■ Fragmento del documento
◇ ◇ ◇ ◇ ◇

Zalabardo es persona inquieta, curiosa y poco dada a estar mano sobre mano. Aunque nunca ha hecho ascos a sentarse ante una cerveza y entablar amena conversación mientras disfruta del fresco en una tarde de verano o del calorcito de un brasero en las mañanas invernales, nunca se podrá decir de él que le guste estar mano sobre mano, es decir, ‘sin hacer nada’. De hecho, con frecuencia me repite que el reposo, mal entendido, es la rendija por la que se cuelan todas las malas ideas. Le pregunto si sabe que ya los clásicos acuñaron una sentencia que afirma que el ocio es madre de todos los vicios porque el ocio, ‘tiempo en que no se realiza una actividad precisa o se descansa del trabajo’ puede ser el origen de muy buenas ideas; pero, a la vez, puede inclinarnos a otras de menor provecho.

◇ ◇ ◇ ◇ ◇

■ Registros de datos
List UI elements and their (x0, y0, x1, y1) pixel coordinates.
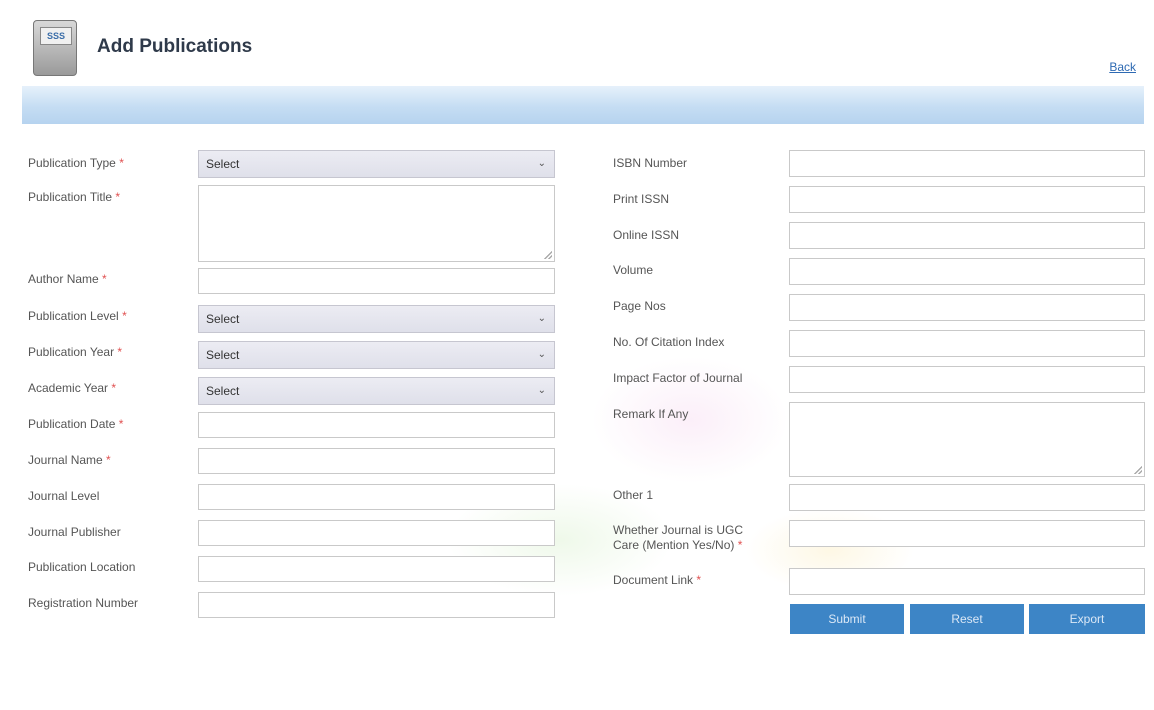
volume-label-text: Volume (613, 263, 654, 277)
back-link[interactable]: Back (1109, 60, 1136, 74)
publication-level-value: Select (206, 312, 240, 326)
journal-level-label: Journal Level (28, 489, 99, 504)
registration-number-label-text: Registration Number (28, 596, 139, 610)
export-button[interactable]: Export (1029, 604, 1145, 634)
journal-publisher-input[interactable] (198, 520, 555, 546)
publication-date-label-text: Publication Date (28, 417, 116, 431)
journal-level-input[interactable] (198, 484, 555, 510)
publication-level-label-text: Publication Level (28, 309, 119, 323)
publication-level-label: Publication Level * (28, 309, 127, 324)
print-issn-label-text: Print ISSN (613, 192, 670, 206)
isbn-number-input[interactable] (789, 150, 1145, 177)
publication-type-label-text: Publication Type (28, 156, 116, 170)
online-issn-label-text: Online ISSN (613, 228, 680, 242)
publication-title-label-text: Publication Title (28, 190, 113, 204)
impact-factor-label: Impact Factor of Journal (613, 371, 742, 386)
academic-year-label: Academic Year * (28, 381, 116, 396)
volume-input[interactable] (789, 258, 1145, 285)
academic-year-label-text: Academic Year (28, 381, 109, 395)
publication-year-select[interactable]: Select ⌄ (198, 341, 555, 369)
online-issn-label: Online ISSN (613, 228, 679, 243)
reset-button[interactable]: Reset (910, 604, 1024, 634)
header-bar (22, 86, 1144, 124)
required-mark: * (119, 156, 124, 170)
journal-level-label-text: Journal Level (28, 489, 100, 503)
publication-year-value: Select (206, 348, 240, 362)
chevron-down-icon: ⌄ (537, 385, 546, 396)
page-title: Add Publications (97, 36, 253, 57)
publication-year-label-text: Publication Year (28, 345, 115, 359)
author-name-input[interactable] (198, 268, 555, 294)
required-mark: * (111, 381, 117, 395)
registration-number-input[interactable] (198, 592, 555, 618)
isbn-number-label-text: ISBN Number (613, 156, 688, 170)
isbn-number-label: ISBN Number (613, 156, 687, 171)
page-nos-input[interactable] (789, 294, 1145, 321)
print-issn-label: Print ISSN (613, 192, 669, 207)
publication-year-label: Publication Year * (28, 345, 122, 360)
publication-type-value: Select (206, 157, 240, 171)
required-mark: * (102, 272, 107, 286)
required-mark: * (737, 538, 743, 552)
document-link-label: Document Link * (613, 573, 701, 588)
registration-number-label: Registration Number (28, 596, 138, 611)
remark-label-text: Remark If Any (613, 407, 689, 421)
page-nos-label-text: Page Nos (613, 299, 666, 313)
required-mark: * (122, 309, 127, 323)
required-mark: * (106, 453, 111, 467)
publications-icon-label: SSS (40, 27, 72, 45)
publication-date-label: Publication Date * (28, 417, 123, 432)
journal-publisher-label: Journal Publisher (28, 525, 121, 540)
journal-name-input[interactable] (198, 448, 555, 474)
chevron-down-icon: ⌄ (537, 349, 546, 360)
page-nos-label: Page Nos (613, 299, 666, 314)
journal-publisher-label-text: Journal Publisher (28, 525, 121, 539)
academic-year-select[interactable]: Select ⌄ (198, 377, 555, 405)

◇ ◇ ◇ ◇ ◇

■ Tarea requerida 1
¿Con qué tres rasgos describe a Zalabardo la primera oración del fragmento sobre él? Enuméralos.
■ Tarea requerida 2
Copia del fragmento sobre Zalabardo el pasaje que va desde "Zalabardo es persona" hasta "de menor provecho.".
■ Tarea requerida 3
Según el fragmento sobre Zalabardo, ¿qué significa estar "mano sobre mano"?

■ Respuesta 1
inquieta; curiosa; poco dada a estar mano sobre mano

■ Respuesta 2
Zalabardo es persona inquieta, curiosa y poco dada a estar mano sobre mano. Aunque nunca ha hecho ascos a sentarse ante una cerveza y entablar amena conversación mientras disfruta del fresco en una tarde de verano o del calorcito de un brasero en las mañanas invernales, nunca se podrá decir de él que le guste estar mano sobre mano, es decir, ‘sin hacer nada’. De hecho, con frecuencia me repite que el reposo, mal entendido, es la rendija por la que se cuelan todas las malas ideas. Le pregunto si sabe que ya los clásicos acuñaron una sentencia que afirma que el ocio es madre de todos los vicios porque el ocio, ‘tiempo en que no se realiza una actividad precisa o se descansa del trabajo’ puede ser el origen de muy buenas ideas; pero, a la vez, puede inclinarnos a otras de menor provecho.

■ Respuesta 3
Significa estar sin hacer nada.